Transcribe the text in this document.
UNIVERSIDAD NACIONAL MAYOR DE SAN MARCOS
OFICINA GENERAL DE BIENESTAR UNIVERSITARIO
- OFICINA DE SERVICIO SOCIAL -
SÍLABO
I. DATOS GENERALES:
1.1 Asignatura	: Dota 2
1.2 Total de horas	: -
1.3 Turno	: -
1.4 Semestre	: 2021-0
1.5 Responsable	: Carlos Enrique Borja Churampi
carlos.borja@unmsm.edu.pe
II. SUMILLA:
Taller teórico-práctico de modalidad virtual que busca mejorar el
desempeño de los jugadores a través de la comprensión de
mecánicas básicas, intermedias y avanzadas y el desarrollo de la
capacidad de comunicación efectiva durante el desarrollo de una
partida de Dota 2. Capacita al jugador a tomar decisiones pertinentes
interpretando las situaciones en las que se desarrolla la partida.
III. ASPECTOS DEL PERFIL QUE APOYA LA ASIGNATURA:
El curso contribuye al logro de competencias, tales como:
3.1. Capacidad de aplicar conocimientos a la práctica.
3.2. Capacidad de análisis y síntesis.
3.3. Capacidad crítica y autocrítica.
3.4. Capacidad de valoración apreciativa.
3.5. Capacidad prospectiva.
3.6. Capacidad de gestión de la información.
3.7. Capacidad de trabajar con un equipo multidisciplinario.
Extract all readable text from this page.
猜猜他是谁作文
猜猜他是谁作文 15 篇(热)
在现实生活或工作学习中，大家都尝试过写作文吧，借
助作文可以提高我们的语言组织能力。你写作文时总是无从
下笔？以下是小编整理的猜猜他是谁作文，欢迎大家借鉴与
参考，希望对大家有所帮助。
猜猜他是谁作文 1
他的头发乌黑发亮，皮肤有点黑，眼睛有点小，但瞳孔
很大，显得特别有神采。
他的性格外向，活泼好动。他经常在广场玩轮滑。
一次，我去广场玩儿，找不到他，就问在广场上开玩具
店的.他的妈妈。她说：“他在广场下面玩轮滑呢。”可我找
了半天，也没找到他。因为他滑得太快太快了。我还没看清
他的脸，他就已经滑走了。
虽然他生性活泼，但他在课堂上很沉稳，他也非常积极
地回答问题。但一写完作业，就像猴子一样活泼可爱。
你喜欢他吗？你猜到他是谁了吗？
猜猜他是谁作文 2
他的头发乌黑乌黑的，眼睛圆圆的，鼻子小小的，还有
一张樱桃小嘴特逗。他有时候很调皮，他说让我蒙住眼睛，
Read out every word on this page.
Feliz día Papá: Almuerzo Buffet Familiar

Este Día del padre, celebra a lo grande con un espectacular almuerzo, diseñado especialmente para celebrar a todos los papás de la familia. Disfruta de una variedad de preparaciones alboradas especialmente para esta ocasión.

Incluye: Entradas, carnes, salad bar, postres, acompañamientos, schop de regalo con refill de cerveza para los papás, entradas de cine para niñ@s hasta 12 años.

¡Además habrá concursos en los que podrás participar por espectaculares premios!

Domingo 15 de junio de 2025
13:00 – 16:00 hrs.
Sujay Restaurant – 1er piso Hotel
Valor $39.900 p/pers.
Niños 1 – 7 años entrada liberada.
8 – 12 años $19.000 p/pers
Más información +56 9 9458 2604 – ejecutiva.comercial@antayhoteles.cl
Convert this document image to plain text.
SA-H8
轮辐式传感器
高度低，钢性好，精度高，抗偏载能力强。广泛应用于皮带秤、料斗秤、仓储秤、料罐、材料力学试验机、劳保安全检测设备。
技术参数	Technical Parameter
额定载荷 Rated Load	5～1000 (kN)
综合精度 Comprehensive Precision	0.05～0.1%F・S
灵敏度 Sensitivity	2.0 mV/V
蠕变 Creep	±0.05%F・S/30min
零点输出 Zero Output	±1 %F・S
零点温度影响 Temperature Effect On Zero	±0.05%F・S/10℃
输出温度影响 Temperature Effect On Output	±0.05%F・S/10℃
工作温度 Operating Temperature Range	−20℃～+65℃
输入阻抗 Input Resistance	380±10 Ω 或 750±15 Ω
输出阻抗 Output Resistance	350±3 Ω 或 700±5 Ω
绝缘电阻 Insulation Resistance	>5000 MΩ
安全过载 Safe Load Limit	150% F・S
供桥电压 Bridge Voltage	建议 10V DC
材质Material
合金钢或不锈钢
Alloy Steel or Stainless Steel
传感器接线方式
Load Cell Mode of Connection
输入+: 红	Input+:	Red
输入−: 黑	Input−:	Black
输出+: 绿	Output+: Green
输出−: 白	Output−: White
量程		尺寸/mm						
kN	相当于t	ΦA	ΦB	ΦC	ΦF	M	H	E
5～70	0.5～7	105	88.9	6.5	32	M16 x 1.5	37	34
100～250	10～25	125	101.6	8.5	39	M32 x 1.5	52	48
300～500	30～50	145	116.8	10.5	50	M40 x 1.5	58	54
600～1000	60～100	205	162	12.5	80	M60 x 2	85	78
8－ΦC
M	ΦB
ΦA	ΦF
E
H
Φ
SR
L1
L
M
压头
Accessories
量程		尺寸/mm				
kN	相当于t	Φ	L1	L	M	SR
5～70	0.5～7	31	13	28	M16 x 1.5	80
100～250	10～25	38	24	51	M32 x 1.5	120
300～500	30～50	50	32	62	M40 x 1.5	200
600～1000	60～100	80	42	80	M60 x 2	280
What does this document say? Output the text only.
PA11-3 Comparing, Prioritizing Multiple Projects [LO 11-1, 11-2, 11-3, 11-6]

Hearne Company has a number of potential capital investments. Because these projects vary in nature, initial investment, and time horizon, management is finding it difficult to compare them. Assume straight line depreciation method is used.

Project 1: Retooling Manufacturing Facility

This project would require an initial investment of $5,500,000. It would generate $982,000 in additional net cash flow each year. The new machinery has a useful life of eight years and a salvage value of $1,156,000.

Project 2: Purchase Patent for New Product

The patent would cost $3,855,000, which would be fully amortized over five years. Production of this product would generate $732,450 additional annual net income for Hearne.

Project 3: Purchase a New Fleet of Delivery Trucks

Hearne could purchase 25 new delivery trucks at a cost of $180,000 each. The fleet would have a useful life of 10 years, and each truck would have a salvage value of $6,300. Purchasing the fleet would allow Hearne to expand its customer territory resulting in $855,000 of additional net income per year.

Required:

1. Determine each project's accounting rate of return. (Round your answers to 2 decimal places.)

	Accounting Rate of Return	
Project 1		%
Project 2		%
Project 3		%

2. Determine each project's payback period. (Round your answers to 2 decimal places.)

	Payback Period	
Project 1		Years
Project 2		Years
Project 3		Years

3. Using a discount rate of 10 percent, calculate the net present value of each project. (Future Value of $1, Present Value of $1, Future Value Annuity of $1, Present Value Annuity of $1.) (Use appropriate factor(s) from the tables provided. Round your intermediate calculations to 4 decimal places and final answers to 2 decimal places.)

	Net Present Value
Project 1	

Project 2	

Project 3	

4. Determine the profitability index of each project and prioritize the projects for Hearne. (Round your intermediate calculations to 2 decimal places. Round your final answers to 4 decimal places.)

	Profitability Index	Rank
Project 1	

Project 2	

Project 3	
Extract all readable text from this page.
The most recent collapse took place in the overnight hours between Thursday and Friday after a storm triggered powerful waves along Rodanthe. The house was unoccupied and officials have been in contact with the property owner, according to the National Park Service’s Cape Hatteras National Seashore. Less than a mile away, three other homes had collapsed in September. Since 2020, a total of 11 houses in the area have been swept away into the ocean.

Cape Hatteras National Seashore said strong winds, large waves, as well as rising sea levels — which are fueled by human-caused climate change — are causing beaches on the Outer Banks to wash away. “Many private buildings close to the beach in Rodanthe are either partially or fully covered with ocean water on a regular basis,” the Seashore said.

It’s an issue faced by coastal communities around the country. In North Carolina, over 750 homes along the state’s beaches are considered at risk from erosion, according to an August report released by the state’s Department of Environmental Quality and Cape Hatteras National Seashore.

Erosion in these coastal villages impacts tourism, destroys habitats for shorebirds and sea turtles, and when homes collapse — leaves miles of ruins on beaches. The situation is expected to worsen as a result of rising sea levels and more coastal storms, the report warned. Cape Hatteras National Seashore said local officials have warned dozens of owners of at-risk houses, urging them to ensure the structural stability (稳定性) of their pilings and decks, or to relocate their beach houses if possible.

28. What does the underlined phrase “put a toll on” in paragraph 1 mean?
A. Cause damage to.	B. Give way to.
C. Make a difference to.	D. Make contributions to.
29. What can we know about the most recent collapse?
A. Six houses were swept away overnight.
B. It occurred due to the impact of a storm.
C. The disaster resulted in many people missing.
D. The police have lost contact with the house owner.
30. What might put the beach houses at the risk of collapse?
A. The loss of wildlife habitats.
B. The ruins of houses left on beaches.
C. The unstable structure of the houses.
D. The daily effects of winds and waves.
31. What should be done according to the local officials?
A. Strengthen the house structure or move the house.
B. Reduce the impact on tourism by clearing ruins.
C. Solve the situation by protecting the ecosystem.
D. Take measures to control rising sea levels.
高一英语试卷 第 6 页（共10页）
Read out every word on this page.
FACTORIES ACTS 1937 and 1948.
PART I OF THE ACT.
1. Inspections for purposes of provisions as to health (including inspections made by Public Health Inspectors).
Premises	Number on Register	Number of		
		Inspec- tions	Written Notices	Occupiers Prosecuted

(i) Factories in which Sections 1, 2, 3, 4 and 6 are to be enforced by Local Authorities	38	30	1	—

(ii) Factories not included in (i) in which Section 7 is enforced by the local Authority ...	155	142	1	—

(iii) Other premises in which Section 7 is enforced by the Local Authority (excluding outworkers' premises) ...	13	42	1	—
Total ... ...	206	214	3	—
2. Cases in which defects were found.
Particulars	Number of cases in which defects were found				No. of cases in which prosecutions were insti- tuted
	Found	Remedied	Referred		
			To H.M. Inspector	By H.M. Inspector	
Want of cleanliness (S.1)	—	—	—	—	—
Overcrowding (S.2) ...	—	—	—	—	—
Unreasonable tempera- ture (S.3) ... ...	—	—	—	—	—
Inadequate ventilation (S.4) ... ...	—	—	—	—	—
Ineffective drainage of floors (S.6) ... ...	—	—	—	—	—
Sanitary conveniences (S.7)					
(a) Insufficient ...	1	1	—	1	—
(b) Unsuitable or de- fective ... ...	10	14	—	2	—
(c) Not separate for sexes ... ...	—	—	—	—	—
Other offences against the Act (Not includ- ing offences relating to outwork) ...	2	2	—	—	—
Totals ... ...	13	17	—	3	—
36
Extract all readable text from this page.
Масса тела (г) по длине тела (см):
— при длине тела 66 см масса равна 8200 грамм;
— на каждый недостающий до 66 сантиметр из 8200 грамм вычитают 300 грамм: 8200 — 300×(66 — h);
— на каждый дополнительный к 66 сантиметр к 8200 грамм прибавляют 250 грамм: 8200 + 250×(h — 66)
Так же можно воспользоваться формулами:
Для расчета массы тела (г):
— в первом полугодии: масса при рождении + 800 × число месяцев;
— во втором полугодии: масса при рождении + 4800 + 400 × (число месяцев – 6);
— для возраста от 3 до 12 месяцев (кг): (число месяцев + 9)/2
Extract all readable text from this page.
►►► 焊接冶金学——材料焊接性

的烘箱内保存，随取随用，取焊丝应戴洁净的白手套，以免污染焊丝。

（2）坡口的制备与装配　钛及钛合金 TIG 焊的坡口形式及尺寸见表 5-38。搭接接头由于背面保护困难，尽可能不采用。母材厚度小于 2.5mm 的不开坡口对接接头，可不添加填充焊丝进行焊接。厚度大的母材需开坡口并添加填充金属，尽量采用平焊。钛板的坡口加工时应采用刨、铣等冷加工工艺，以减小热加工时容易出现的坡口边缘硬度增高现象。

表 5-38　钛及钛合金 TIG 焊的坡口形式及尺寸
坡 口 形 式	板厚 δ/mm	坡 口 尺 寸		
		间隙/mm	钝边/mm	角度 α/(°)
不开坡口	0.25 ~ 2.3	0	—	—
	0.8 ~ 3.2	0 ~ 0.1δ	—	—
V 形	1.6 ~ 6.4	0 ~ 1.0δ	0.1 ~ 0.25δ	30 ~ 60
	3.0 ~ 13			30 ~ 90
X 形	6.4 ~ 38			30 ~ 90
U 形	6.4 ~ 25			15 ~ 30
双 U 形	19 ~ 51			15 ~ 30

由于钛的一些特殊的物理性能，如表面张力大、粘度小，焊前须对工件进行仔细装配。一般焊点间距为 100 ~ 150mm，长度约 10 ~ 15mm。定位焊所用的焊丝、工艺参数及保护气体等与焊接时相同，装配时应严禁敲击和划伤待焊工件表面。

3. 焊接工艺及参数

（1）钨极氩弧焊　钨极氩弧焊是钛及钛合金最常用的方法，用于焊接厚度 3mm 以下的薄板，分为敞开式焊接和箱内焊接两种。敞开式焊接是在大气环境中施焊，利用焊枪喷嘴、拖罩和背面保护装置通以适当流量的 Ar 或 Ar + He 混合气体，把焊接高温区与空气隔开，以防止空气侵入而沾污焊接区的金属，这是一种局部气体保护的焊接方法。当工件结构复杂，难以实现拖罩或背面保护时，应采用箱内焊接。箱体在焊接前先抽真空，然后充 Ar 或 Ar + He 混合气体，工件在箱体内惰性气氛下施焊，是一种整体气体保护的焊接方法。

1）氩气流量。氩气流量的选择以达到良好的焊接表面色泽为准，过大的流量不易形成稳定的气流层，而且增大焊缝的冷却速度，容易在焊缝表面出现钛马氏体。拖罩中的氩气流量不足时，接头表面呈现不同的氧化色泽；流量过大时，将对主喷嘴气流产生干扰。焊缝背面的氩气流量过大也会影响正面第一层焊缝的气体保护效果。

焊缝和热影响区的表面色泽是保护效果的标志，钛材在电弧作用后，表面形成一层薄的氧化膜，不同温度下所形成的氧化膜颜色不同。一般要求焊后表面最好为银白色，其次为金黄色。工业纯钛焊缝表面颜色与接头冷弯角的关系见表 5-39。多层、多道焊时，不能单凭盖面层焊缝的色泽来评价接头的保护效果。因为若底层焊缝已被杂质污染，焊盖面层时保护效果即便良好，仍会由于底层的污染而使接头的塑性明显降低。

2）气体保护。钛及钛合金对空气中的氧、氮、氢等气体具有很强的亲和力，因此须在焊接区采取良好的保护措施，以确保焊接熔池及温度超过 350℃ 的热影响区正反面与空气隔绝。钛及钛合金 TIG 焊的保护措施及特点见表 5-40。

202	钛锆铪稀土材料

-----

What you should do → Copy whichever lines in the listing above contain the word "intermediate".

Answer to this problem →
3. Using a discount rate of 10 percent, calculate the net present value of each project. (Future Value of $1, Present Value of $1, Future Value Annuity of $1, Present Value Annuity of $1.) (Use appropriate factor(s) from the tables provided. Round your intermediate calculations to 4 decimal places and final answers to 2 decimal places.)
4. Determine the profitability index of each project and prioritize the projects for Hearne. (Round your intermediate calculations to 2 decimal places. Round your final answers to 4 decimal places.)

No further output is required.